**WHAT THE TASK REQUIRES:**
Whenever a line contains the string "wieder", copy it out of the entries.
---------- INPUT RECORDS
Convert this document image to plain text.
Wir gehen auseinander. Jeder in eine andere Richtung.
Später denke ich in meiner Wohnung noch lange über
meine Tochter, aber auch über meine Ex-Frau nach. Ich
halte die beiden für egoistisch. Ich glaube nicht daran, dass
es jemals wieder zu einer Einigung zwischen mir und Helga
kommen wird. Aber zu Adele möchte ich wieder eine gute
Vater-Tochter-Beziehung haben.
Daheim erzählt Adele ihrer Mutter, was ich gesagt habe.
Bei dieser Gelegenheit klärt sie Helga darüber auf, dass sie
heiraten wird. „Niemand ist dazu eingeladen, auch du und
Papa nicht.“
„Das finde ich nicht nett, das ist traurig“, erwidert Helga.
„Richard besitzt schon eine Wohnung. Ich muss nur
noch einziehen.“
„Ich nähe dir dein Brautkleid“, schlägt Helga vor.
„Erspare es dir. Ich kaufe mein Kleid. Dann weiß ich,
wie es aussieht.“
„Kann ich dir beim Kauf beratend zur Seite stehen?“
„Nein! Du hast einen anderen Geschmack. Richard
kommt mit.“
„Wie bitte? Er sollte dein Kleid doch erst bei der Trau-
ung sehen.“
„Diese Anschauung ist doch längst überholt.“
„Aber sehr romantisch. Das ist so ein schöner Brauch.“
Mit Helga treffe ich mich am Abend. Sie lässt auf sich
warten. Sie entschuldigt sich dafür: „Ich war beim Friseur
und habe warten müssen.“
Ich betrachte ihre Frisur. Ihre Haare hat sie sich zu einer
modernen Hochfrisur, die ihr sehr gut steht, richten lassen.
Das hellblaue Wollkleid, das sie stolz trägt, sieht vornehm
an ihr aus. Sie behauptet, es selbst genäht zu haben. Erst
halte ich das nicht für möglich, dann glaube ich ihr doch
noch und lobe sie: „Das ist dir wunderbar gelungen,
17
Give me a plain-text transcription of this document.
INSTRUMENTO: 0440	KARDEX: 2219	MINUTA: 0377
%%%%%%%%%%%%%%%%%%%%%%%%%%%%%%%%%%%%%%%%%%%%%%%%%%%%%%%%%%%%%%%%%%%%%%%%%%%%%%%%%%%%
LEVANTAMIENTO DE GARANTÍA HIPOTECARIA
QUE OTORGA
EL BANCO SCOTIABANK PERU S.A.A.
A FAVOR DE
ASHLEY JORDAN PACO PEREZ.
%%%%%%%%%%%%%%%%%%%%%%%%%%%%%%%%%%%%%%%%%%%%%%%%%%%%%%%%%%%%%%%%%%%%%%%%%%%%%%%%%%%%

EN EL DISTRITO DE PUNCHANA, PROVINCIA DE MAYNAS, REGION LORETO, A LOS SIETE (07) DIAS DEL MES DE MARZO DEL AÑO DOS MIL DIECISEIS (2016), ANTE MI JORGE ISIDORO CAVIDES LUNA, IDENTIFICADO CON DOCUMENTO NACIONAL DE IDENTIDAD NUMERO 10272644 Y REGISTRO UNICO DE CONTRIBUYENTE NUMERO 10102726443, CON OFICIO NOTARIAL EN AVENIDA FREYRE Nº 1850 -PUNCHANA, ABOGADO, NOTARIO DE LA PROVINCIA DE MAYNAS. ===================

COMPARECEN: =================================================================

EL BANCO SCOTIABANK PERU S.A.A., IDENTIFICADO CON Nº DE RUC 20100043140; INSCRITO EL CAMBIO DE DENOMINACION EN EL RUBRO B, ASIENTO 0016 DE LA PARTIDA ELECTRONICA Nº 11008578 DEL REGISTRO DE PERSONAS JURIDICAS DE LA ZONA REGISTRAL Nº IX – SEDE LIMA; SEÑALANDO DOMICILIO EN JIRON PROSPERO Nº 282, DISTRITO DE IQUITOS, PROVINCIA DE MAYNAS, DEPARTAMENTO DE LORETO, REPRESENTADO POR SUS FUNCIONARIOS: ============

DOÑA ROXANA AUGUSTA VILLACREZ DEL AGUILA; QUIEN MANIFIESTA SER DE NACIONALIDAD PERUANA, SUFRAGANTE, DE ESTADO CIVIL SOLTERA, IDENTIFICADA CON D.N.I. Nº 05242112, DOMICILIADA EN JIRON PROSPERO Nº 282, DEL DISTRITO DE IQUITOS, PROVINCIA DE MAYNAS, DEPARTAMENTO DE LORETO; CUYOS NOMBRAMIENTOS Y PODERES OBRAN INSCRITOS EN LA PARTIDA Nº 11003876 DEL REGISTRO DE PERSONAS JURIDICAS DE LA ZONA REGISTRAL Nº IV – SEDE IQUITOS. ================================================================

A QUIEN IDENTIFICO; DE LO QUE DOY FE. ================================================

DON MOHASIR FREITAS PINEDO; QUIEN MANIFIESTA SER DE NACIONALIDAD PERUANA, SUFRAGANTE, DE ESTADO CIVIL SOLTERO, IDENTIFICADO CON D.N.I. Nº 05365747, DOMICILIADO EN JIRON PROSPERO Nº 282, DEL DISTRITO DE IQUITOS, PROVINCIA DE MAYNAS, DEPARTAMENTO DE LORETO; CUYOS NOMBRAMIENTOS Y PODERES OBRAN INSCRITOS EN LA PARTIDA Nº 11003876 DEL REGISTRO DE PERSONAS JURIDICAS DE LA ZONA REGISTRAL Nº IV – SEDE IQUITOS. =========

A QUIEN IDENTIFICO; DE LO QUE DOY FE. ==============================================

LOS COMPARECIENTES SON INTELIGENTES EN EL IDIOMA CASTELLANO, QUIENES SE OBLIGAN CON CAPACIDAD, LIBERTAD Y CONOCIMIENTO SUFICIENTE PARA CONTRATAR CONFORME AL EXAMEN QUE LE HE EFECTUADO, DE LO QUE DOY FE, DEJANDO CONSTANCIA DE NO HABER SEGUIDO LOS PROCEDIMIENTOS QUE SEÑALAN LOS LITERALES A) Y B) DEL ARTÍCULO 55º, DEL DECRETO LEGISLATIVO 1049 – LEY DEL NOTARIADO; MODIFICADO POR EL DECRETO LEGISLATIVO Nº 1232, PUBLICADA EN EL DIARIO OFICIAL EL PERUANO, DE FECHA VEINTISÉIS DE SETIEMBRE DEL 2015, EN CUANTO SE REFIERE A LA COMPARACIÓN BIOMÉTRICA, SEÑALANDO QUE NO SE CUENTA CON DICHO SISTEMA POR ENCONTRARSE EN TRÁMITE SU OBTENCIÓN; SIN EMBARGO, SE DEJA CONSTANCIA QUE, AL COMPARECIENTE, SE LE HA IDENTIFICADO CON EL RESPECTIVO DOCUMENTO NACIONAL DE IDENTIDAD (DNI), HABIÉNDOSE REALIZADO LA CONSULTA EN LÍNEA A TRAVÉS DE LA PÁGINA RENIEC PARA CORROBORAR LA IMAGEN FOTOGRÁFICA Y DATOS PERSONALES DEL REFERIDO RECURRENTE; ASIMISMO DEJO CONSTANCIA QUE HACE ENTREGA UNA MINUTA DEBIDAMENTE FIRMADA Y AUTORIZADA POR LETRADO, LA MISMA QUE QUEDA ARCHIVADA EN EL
--------------------
**COMPLETE RESPONSE:**
es jemals wieder zu einer Einigung zwischen mir und Helga
kommen wird. Aber zu Adele möchte ich wieder eine gute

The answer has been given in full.